##### The data
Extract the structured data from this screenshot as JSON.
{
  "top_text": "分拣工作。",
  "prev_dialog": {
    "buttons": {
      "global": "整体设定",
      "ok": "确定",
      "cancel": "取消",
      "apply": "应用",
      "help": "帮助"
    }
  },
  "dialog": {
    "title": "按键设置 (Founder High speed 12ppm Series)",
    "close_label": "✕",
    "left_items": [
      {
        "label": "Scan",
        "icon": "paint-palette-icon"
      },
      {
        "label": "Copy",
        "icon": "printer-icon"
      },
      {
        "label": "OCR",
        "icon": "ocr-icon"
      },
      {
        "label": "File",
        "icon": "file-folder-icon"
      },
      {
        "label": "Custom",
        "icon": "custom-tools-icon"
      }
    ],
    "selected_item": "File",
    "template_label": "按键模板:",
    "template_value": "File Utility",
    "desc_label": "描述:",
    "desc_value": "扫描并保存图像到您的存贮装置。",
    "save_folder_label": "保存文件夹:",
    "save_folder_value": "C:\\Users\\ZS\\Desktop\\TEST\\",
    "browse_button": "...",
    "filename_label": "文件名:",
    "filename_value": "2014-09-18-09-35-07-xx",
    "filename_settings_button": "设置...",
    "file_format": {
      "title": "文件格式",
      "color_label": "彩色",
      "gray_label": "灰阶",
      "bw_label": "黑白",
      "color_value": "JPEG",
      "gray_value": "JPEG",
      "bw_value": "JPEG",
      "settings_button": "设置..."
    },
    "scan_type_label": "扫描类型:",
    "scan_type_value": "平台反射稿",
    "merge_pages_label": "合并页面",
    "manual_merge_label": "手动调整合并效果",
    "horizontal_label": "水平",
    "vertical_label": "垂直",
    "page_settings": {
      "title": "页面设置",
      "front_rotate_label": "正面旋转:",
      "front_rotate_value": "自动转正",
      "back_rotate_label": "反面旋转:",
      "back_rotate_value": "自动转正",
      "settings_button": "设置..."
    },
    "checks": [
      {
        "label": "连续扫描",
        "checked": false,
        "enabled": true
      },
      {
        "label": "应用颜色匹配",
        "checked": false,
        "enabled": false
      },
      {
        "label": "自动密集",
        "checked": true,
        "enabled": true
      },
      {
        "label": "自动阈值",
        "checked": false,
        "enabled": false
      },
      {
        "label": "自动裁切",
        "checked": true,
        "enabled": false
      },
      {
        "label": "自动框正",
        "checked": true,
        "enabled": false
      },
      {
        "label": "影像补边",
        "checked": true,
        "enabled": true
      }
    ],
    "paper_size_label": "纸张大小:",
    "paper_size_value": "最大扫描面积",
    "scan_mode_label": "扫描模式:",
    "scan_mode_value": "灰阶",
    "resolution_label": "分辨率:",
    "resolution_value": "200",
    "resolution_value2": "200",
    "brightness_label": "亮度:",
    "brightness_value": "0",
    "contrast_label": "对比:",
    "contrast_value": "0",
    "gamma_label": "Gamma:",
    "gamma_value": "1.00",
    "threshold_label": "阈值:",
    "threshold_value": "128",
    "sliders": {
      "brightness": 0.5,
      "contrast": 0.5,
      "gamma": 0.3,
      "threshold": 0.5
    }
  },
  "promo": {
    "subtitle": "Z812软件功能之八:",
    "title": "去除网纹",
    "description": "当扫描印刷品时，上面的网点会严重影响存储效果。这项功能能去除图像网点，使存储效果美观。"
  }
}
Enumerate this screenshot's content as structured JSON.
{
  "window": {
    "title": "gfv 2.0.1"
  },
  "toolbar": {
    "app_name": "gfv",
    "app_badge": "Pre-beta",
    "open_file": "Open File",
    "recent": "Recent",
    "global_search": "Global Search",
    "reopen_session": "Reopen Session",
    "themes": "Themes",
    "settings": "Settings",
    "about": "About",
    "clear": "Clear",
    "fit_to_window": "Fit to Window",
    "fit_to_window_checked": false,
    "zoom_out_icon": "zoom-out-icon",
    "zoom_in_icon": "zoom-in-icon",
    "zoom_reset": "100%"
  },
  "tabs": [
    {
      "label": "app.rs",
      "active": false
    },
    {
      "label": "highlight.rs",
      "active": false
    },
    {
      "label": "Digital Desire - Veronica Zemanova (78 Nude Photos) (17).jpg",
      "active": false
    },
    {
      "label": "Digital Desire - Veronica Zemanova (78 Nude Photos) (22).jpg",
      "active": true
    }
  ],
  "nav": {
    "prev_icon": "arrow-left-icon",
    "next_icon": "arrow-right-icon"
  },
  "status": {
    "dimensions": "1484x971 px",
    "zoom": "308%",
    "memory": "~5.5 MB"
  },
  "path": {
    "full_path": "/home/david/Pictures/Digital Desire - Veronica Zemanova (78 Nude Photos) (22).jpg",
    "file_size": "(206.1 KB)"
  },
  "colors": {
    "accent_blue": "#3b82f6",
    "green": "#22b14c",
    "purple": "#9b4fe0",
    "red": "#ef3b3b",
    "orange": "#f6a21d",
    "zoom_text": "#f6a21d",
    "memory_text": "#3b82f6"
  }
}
##########
--- Your instructions ---
Copy each line of the listing in which the word "this" can be found.

--- The output ---
Extract the structured data from this screenshot as JSON.
Enumerate this screenshot's content as structured JSON.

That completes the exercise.